PROBLEM DESCRIPTION: Comb the records below for the string "discovery" and copy each line where it turns up.

ENTRIES:

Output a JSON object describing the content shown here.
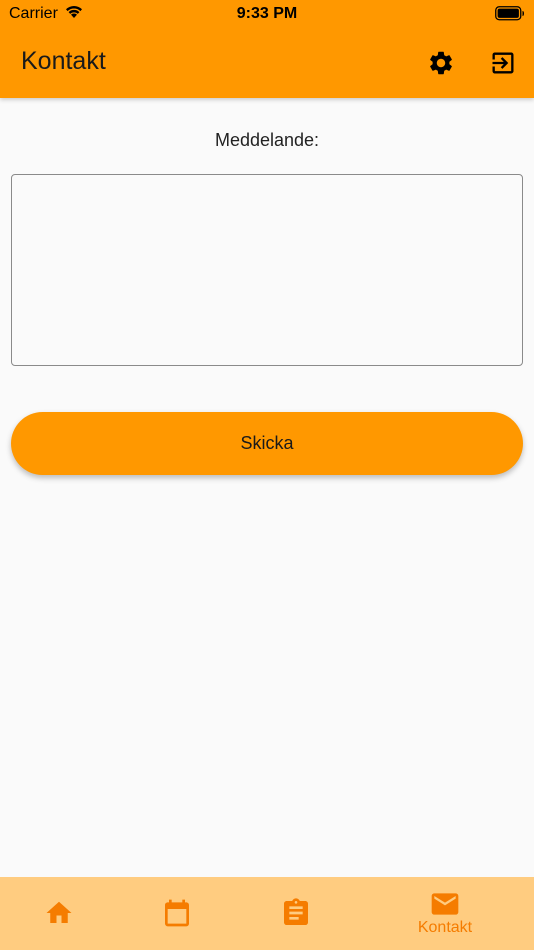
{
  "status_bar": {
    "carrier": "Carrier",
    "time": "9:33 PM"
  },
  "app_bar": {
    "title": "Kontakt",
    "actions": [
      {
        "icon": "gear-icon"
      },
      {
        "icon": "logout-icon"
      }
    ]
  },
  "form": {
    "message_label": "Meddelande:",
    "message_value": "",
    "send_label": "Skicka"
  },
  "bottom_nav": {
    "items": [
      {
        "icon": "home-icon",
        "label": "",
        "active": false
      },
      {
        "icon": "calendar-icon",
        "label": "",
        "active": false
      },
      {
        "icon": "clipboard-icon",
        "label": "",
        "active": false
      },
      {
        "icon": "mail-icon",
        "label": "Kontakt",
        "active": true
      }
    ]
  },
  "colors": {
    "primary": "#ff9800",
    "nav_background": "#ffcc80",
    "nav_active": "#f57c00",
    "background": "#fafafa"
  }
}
--
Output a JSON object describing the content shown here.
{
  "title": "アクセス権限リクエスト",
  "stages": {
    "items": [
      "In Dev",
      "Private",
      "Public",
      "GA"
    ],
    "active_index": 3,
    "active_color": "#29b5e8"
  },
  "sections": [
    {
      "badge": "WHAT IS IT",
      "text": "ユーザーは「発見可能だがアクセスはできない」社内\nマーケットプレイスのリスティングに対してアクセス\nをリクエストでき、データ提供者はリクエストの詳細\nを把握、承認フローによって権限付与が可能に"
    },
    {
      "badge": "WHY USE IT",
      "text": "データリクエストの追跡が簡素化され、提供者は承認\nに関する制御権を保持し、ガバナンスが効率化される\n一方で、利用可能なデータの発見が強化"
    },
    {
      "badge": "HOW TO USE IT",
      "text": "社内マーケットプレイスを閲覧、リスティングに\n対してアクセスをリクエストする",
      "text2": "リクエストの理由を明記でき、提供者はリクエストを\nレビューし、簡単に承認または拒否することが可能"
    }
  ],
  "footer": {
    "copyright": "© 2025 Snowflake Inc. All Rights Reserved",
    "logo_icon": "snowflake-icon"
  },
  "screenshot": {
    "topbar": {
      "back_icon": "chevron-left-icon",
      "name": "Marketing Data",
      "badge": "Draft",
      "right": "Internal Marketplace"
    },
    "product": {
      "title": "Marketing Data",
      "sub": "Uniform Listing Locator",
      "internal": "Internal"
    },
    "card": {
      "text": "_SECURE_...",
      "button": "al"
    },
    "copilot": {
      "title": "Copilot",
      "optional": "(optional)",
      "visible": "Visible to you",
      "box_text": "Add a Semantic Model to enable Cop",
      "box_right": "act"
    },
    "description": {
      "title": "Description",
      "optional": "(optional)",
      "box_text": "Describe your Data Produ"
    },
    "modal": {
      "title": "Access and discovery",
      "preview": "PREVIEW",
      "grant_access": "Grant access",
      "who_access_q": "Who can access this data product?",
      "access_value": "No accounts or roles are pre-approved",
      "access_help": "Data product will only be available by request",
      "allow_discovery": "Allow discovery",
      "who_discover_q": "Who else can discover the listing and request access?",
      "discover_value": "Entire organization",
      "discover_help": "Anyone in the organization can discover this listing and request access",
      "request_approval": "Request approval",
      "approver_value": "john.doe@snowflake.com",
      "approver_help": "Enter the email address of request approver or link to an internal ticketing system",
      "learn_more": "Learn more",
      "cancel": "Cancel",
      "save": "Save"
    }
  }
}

WORKED SOLUTION:
      "title": "Access and discovery",
      "allow_discovery": "Allow discovery",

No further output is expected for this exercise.